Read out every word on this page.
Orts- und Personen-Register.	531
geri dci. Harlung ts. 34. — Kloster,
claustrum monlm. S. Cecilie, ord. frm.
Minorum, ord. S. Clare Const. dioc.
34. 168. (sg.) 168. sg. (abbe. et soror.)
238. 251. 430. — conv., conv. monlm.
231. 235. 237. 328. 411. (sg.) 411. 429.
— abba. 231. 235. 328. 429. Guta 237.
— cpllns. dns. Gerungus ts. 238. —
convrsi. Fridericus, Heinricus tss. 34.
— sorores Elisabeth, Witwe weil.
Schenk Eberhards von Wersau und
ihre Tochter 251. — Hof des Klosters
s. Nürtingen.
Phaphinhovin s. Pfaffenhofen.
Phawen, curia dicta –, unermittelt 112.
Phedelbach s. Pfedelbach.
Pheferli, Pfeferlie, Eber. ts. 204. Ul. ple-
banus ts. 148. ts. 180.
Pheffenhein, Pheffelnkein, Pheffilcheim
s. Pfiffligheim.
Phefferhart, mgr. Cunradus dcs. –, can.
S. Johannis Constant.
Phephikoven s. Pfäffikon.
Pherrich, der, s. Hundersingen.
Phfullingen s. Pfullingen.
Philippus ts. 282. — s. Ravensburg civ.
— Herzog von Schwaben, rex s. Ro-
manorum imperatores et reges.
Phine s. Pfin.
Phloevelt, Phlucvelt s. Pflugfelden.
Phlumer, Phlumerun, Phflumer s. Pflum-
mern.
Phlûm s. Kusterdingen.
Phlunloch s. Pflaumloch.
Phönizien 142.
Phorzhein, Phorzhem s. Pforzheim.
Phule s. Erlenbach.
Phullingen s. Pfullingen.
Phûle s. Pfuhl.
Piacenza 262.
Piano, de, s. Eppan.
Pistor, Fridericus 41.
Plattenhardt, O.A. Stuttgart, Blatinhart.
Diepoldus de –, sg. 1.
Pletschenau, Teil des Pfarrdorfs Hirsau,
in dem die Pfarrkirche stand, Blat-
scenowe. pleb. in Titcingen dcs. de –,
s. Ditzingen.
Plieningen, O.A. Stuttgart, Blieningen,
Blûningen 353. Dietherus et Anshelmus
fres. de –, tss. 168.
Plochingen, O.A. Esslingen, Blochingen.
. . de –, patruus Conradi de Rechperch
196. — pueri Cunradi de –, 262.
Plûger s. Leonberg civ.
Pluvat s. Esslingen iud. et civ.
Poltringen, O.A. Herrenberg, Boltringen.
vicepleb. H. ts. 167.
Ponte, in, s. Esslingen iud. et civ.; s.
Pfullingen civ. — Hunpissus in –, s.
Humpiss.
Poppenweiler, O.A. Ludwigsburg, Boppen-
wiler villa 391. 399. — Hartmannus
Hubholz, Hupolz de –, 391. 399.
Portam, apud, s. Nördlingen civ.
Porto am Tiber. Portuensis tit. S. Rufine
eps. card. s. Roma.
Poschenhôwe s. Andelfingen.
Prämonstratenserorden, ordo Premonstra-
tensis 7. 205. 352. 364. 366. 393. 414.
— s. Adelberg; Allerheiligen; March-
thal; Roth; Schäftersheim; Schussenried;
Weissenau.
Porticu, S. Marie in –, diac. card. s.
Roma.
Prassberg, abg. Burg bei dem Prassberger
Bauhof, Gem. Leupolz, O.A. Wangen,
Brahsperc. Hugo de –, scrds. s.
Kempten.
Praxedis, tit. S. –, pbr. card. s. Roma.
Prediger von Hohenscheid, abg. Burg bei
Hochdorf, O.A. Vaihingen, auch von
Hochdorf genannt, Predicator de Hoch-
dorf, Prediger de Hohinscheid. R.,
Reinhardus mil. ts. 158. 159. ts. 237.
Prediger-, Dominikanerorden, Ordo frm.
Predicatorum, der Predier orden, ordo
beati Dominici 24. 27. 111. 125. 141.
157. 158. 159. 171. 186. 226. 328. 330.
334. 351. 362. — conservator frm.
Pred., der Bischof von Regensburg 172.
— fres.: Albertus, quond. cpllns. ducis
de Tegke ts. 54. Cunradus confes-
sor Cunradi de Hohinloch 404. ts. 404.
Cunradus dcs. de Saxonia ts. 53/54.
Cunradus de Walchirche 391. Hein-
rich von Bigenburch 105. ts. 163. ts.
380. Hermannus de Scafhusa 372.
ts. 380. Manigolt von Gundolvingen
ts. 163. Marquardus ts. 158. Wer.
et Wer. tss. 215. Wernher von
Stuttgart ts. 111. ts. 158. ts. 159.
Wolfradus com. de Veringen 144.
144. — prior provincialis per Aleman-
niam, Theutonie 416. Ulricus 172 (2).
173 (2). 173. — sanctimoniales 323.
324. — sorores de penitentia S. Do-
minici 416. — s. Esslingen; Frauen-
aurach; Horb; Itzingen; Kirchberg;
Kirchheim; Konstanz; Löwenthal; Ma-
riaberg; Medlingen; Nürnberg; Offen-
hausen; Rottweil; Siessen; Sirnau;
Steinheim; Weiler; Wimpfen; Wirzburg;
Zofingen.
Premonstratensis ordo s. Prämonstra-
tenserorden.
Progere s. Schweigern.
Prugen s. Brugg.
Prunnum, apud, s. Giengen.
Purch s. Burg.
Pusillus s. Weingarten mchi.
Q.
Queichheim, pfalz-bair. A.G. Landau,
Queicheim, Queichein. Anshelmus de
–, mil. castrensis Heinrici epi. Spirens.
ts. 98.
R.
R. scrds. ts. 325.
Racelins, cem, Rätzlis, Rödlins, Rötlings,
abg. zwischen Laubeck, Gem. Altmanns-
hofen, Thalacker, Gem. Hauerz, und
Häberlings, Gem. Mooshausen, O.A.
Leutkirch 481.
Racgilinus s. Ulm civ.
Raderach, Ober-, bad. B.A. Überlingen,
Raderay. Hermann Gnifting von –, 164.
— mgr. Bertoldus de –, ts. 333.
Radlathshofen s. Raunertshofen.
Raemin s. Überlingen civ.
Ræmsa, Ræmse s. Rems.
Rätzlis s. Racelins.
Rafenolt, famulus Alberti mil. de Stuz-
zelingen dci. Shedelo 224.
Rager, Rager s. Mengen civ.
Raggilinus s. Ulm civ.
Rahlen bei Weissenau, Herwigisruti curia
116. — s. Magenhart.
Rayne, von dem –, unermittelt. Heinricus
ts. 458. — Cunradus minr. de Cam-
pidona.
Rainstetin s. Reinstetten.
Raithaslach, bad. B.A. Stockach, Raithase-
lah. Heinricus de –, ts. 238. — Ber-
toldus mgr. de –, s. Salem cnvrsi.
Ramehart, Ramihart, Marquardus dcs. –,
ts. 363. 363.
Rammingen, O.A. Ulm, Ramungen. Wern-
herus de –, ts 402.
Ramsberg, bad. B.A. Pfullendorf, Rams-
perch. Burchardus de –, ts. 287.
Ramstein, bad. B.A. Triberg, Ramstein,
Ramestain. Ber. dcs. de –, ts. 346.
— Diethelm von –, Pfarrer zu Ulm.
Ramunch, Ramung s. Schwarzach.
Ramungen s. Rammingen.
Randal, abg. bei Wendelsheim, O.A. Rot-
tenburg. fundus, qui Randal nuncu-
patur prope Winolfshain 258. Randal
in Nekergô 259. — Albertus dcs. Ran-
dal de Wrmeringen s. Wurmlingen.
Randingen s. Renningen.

● ● ● ● ●

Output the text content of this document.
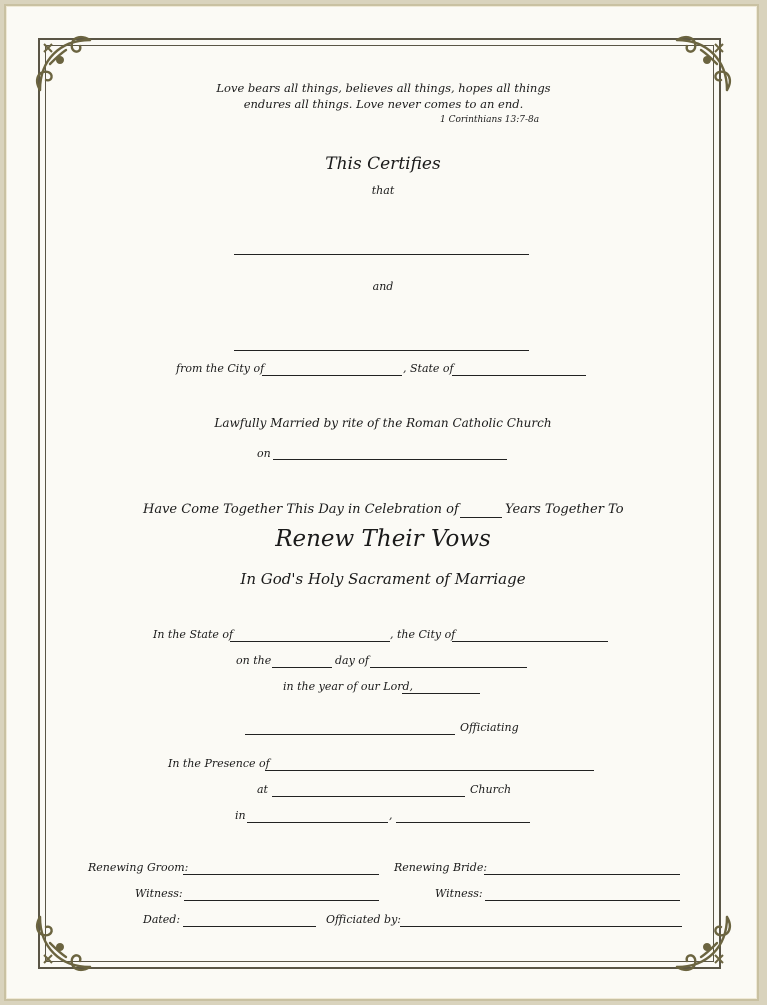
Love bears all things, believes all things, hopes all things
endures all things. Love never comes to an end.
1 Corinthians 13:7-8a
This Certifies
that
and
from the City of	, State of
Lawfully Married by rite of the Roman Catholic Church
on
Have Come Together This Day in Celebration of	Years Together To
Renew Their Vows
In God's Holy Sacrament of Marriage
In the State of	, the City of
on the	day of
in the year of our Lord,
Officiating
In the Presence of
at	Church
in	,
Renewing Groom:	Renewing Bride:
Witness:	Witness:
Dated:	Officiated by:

● ● ● ● ●

• _The problem_: Find the string "Rätzlis" in the listing and return every line that holds it.

• _Solution to the exercise_:
Racelins, cem, Rätzlis, Rödlins, Rötlings,
Rätzlis s. Racelins.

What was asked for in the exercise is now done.